With the pictures left out, every record must be reproduced exactly.

**********

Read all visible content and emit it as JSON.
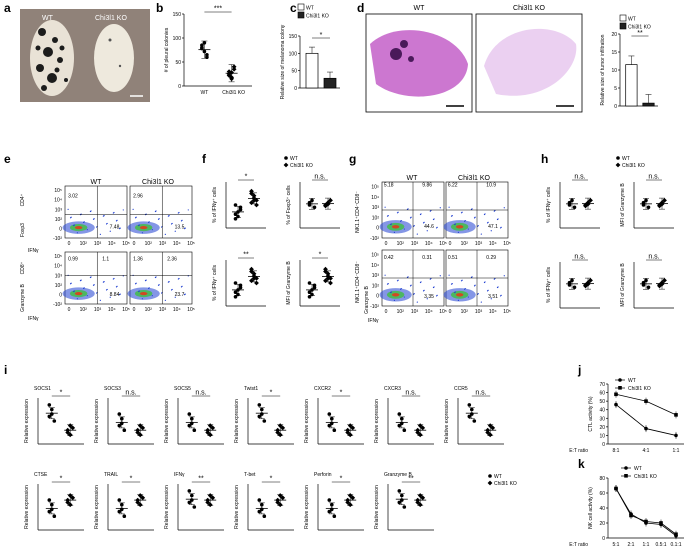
{
  "colors": {
    "ko": "#222222",
    "wt": "#ffffff",
    "he_stain": "#c35fc8",
    "flow_blue": "#1f3fd1",
    "flow_green": "#3fbf3f"
  },
  "panels": {
    "a": "a",
    "b": "b",
    "c": "c",
    "d": "d",
    "e": "e",
    "f": "f",
    "g": "g",
    "h": "h",
    "i": "i",
    "j": "j",
    "k": "k"
  },
  "groups": {
    "wt": "WT",
    "ko": "Chi3l1 KO"
  },
  "sig": {
    "three": "***",
    "two": "**",
    "one": "*",
    "ns": "n.s."
  },
  "panel_b": {
    "ylabel": "# of pleural colonies",
    "ticks": [
      "0",
      "50",
      "100",
      "150"
    ]
  },
  "panel_c": {
    "ylabel": "Relative size of melanoma colony",
    "ticks": [
      "0",
      "50",
      "100",
      "150"
    ]
  },
  "panel_d": {
    "ylabel": "Relative size of tumor infiltration",
    "ticks": [
      "0",
      "5",
      "10",
      "15",
      "20"
    ]
  },
  "panel_e": {
    "ylabels": [
      "CD4⁺",
      "Foxp3",
      "CD8⁺",
      "Granzyme B"
    ],
    "xlabel": "IFNγ",
    "q": [
      [
        "3.02",
        "7.48"
      ],
      [
        "2.96",
        "13.5"
      ],
      [
        "0.99",
        "1.1",
        "8.84"
      ],
      [
        "1.36",
        "2.36",
        "23.7"
      ]
    ]
  },
  "panel_f": {
    "ylabels": [
      "% of IFNγ⁺ cells",
      "% of Foxp3⁺ cells",
      "% of IFNγ⁺ cells",
      "MFI of Granzyme B"
    ]
  },
  "panel_g": {
    "ylabels": [
      "NK1.1⁺CD4⁻CD8⁻",
      "NK1.1⁺CD4⁻CD8⁻",
      "Granzyme B"
    ],
    "xlabel": "IFNγ",
    "q": [
      [
        "5.18",
        "9.86",
        "44.6"
      ],
      [
        "6.22",
        "10.9",
        "47.1"
      ],
      [
        "0.42",
        "0.31",
        "3.35"
      ],
      [
        "0.51",
        "0.29",
        "3.51"
      ]
    ]
  },
  "panel_h": {
    "ylabels": [
      "% of IFNγ⁺ cells",
      "MFI of Granzyme B",
      "% of IFNγ⁺ cells",
      "MFI of Granzyme B"
    ]
  },
  "flow_ticks": [
    "-10²",
    "0",
    "10²",
    "10³",
    "10⁴",
    "10⁵"
  ],
  "panel_i": {
    "ylabel": "Relative expression",
    "genes": [
      "SOCS1",
      "SOCS3",
      "SOCS5",
      "Twist1",
      "CXCR2",
      "CXCR3",
      "CCR5",
      "CTSE",
      "TRAIL",
      "IFNγ",
      "T-bet",
      "Perforin",
      "Granzyme B"
    ],
    "sig": [
      "*",
      "n.s.",
      "n.s.",
      "*",
      "*",
      "n.s.",
      "n.s.",
      "*",
      "*",
      "**",
      "*",
      "*",
      "**"
    ]
  },
  "chart_data": [
    {
      "type": "scatter",
      "panel": "b",
      "ylabel": "# of pleural colonies",
      "categories": [
        "WT",
        "Chi3l1 KO"
      ],
      "ylim": [
        0,
        150
      ],
      "series": [
        {
          "name": "WT",
          "values": [
            80,
            72,
            65,
            85,
            90,
            60,
            78
          ]
        },
        {
          "name": "Chi3l1 KO",
          "values": [
            25,
            18,
            35,
            30,
            15,
            40,
            22,
            28
          ]
        }
      ]
    },
    {
      "type": "bar",
      "panel": "c",
      "ylabel": "Relative size of melanoma colony",
      "categories": [
        "WT",
        "Chi3l1 KO"
      ],
      "values": [
        100,
        28
      ],
      "ylim": [
        0,
        150
      ]
    },
    {
      "type": "bar",
      "panel": "d",
      "ylabel": "Relative size of tumor infiltration",
      "categories": [
        "WT",
        "Chi3l1 KO"
      ],
      "values": [
        11.5,
        0.8
      ],
      "ylim": [
        0,
        20
      ]
    },
    {
      "type": "line",
      "panel": "j",
      "ylabel": "CTL activity (%)",
      "xlabel": "E:T ratio",
      "categories": [
        "8:1",
        "4:1",
        "1:1"
      ],
      "ylim": [
        0,
        70
      ],
      "yticks": [
        0,
        10,
        20,
        30,
        40,
        50,
        60,
        70
      ],
      "series": [
        {
          "name": "WT",
          "values": [
            46,
            18,
            10
          ]
        },
        {
          "name": "Chi3l1 KO",
          "values": [
            58,
            50,
            34
          ]
        }
      ]
    },
    {
      "type": "line",
      "panel": "k",
      "ylabel": "NK cell activity (%)",
      "xlabel": "E:T ratio",
      "categories": [
        "5:1",
        "2:1",
        "1:1",
        "0.5:1",
        "0.1:1"
      ],
      "ylim": [
        0,
        80
      ],
      "yticks": [
        0,
        20,
        40,
        60,
        80
      ],
      "series": [
        {
          "name": "WT",
          "values": [
            66,
            32,
            20,
            18,
            3
          ]
        },
        {
          "name": "Chi3l1 KO",
          "values": [
            66,
            30,
            22,
            20,
            5
          ]
        }
      ]
    }
  ],
  "panel_j": {
    "ylabel": "CTL activity (%)",
    "xlabel": "E:T ratio",
    "yticks": [
      "0",
      "10",
      "20",
      "30",
      "40",
      "50",
      "60",
      "70"
    ],
    "xticks": [
      "8:1",
      "4:1",
      "1:1"
    ]
  },
  "panel_k": {
    "ylabel": "NK cell activity (%)",
    "xlabel": "E:T ratio",
    "yticks": [
      "0",
      "20",
      "40",
      "60",
      "80"
    ],
    "xticks": [
      "5:1",
      "2:1",
      "1:1",
      "0.5:1",
      "0.1:1"
    ]
  }
}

**********

## THE COMPLETED TASK
Read all visible content and emit it as JSON.
{
  "colors": {
    "ko": "#222222",
    "wt": "#ffffff",
    "he_stain": "#c35fc8",
    "flow_blue": "#1f3fd1",
    "flow_green": "#3fbf3f"
  },
  "panels": {
    "a": "a",
    "b": "b",
    "c": "c",
    "d": "d",
    "e": "e",
    "f": "f",
    "g": "g",
    "h": "h",
    "i": "i",
    "j": "j",
    "k": "k"
  },
  "groups": {
    "wt": "WT",
    "ko": "Chi3l1 KO"
  },
  "sig": {
    "three": "***",
    "two": "**",
    "one": "*",
    "ns": "n.s."
  },
  "panel_b": {
    "ylabel": "# of pleural colonies",
    "ticks": [
      "0",
      "50",
      "100",
      "150"
    ]
  },
  "panel_c": {
    "ylabel": "Relative size of melanoma colony",
    "ticks": [
      "0",
      "50",
      "100",
      "150"
    ]
  },
  "panel_d": {
    "ylabel": "Relative size of tumor infiltration",
    "ticks": [
      "0",
      "5",
      "10",
      "15",
      "20"
    ]
  },
  "panel_e": {
    "ylabels": [
      "CD4⁺",
      "Foxp3",
      "CD8⁺",
      "Granzyme B"
    ],
    "xlabel": "IFNγ",
    "q": [
      [
        "3.02",
        "7.48"
      ],
      [
        "2.96",
        "13.5"
      ],
      [
        "0.99",
        "1.1",
        "8.84"
      ],
      [
        "1.36",
        "2.36",
        "23.7"
      ]
    ]
  },
  "panel_f": {
    "ylabels": [
      "% of IFNγ⁺ cells",
      "% of Foxp3⁺ cells",
      "% of IFNγ⁺ cells",
      "MFI of Granzyme B"
    ]
  },
  "panel_g": {
    "ylabels": [
      "NK1.1⁺CD4⁻CD8⁻",
      "NK1.1⁺CD4⁻CD8⁻",
      "Granzyme B"
    ],
    "xlabel": "IFNγ",
    "q": [
      [
        "5.18",
        "9.86",
        "44.6"
      ],
      [
        "6.22",
        "10.9",
        "47.1"
      ],
      [
        "0.42",
        "0.31",
        "3.35"
      ],
      [
        "0.51",
        "0.29",
        "3.51"
      ]
    ]
  },
  "panel_h": {
    "ylabels": [
      "% of IFNγ⁺ cells",
      "MFI of Granzyme B",
      "% of IFNγ⁺ cells",
      "MFI of Granzyme B"
    ]
  },
  "flow_ticks": [
    "-10²",
    "0",
    "10²",
    "10³",
    "10⁴",
    "10⁵"
  ],
  "panel_i": {
    "ylabel": "Relative expression",
    "genes": [
      "SOCS1",
      "SOCS3",
      "SOCS5",
      "Twist1",
      "CXCR2",
      "CXCR3",
      "CCR5",
      "CTSE",
      "TRAIL",
      "IFNγ",
      "T-bet",
      "Perforin",
      "Granzyme B"
    ],
    "sig": [
      "*",
      "n.s.",
      "n.s.",
      "*",
      "*",
      "n.s.",
      "n.s.",
      "*",
      "*",
      "**",
      "*",
      "*",
      "**"
    ]
  },
  "chart_data": [
    {
      "type": "scatter",
      "panel": "b",
      "ylabel": "# of pleural colonies",
      "categories": [
        "WT",
        "Chi3l1 KO"
      ],
      "ylim": [
        0,
        150
      ],
      "series": [
        {
          "name": "WT",
          "values": [
            80,
            72,
            65,
            85,
            90,
            60,
            78
          ]
        },
        {
          "name": "Chi3l1 KO",
          "values": [
            25,
            18,
            35,
            30,
            15,
            40,
            22,
            28
          ]
        }
      ]
    },
    {
      "type": "bar",
      "panel": "c",
      "ylabel": "Relative size of melanoma colony",
      "categories": [
        "WT",
        "Chi3l1 KO"
      ],
      "values": [
        100,
        28
      ],
      "ylim": [
        0,
        150
      ]
    },
    {
      "type": "bar",
      "panel": "d",
      "ylabel": "Relative size of tumor infiltration",
      "categories": [
        "WT",
        "Chi3l1 KO"
      ],
      "values": [
        11.5,
        0.8
      ],
      "ylim": [
        0,
        20
      ]
    },
    {
      "type": "line",
      "panel": "j",
      "ylabel": "CTL activity (%)",
      "xlabel": "E:T ratio",
      "categories": [
        "8:1",
        "4:1",
        "1:1"
      ],
      "ylim": [
        0,
        70
      ],
      "yticks": [
        0,
        10,
        20,
        30,
        40,
        50,
        60,
        70
      ],
      "series": [
        {
          "name": "WT",
          "values": [
            46,
            18,
            10
          ]
        },
        {
          "name": "Chi3l1 KO",
          "values": [
            58,
            50,
            34
          ]
        }
      ]
    },
    {
      "type": "line",
      "panel": "k",
      "ylabel": "NK cell activity (%)",
      "xlabel": "E:T ratio",
      "categories": [
        "5:1",
        "2:1",
        "1:1",
        "0.5:1",
        "0.1:1"
      ],
      "ylim": [
        0,
        80
      ],
      "yticks": [
        0,
        20,
        40,
        60,
        80
      ],
      "series": [
        {
          "name": "WT",
          "values": [
            66,
            32,
            20,
            18,
            3
          ]
        },
        {
          "name": "Chi3l1 KO",
          "values": [
            66,
            30,
            22,
            20,
            5
          ]
        }
      ]
    }
  ],
  "panel_j": {
    "ylabel": "CTL activity (%)",
    "xlabel": "E:T ratio",
    "yticks": [
      "0",
      "10",
      "20",
      "30",
      "40",
      "50",
      "60",
      "70"
    ],
    "xticks": [
      "8:1",
      "4:1",
      "1:1"
    ]
  },
  "panel_k": {
    "ylabel": "NK cell activity (%)",
    "xlabel": "E:T ratio",
    "yticks": [
      "0",
      "20",
      "40",
      "60",
      "80"
    ],
    "xticks": [
      "5:1",
      "2:1",
      "1:1",
      "0.5:1",
      "0.1:1"
    ]
  }
}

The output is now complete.